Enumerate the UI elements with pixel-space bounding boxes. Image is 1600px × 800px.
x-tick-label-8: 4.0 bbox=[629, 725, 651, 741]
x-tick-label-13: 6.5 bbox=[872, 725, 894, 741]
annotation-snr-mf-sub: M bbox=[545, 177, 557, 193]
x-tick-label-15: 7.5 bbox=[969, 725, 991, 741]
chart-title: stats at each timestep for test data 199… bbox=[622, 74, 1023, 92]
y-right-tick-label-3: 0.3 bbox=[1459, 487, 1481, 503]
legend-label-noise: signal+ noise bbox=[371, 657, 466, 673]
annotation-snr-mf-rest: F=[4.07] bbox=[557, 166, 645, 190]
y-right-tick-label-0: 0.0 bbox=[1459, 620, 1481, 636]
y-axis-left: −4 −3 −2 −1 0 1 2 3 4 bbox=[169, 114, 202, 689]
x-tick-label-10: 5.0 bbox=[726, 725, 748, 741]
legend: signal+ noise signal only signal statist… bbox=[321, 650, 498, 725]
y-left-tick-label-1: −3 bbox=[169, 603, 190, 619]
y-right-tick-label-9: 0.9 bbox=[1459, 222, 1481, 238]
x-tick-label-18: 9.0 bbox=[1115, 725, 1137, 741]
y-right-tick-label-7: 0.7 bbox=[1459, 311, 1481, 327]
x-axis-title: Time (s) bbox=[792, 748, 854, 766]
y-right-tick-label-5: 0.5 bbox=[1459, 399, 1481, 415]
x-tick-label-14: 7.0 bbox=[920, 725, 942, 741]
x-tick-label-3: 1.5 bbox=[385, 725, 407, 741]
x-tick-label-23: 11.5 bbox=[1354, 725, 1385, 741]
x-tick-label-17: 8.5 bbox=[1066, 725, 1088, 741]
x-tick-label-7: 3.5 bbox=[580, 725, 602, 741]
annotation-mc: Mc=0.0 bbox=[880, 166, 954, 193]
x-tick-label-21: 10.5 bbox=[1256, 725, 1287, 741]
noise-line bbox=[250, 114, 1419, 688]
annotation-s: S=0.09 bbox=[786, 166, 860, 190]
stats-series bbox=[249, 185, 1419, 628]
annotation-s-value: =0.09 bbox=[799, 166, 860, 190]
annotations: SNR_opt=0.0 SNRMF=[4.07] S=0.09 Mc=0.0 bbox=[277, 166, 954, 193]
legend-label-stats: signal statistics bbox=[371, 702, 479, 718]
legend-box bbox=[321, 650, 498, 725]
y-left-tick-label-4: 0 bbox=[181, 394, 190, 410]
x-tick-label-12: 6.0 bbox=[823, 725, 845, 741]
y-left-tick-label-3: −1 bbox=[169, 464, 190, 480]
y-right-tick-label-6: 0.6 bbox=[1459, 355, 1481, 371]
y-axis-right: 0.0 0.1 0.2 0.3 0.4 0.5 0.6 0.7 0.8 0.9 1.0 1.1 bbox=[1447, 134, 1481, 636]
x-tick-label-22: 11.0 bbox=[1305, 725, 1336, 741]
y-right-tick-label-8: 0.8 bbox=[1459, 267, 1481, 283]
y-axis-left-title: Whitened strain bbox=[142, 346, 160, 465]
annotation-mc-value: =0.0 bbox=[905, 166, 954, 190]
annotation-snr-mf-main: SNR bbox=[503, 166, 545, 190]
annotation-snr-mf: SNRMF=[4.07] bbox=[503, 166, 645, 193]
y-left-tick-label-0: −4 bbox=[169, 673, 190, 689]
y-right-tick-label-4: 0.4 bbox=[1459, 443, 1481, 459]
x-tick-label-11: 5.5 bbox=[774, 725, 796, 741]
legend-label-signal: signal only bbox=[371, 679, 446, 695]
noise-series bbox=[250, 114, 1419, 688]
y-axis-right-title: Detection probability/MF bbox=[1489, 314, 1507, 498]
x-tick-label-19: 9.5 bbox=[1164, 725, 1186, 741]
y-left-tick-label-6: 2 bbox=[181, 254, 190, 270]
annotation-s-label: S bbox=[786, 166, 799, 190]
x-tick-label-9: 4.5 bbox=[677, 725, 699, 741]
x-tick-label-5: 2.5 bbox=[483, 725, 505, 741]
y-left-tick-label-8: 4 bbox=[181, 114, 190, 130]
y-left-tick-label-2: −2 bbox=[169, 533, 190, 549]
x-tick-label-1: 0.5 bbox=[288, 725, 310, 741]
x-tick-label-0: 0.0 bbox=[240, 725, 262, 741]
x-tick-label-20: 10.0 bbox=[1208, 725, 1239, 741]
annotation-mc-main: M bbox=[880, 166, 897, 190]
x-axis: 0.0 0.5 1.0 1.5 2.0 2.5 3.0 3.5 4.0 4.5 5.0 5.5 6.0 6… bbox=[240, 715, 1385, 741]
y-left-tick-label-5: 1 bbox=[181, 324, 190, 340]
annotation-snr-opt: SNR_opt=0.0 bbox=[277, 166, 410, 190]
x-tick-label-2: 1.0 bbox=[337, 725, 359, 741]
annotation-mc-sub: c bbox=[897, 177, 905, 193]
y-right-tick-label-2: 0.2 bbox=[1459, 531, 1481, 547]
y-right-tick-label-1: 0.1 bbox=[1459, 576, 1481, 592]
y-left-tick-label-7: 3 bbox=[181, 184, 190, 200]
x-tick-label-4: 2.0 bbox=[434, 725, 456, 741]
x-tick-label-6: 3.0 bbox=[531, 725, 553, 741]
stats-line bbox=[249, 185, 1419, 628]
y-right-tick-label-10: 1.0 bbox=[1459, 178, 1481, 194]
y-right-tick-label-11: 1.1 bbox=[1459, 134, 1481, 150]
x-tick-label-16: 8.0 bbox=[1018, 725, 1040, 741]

───

## [Task directions]
Could you switch "bbox" to "box" everywhere in the records from the first line through the line containing "y-right-tick-label-9: 0.9 bbox=[1459, 222, 1481, 238]", keep everything else unchanged, and give back only those lines?

## [Answer to the task]
Enumerate the UI elements with pixel-space bounding boxes. Image is 1600px × 800px.
x-tick-label-8: 4.0 box=[629, 725, 651, 741]
x-tick-label-13: 6.5 box=[872, 725, 894, 741]
annotation-snr-mf-sub: M box=[545, 177, 557, 193]
x-tick-label-15: 7.5 box=[969, 725, 991, 741]
chart-title: stats at each timestep for test data 199… box=[622, 74, 1023, 92]
y-right-tick-label-3: 0.3 box=[1459, 487, 1481, 503]
legend-label-noise: signal+ noise box=[371, 657, 466, 673]
annotation-snr-mf-rest: F=[4.07] box=[557, 166, 645, 190]
y-right-tick-label-0: 0.0 box=[1459, 620, 1481, 636]
y-axis-left: −4 −3 −2 −1 0 1 2 3 4 box=[169, 114, 202, 689]
x-tick-label-10: 5.0 box=[726, 725, 748, 741]
legend: signal+ noise signal only signal statist… box=[321, 650, 498, 725]
y-left-tick-label-1: −3 box=[169, 603, 190, 619]
y-right-tick-label-9: 0.9 box=[1459, 222, 1481, 238]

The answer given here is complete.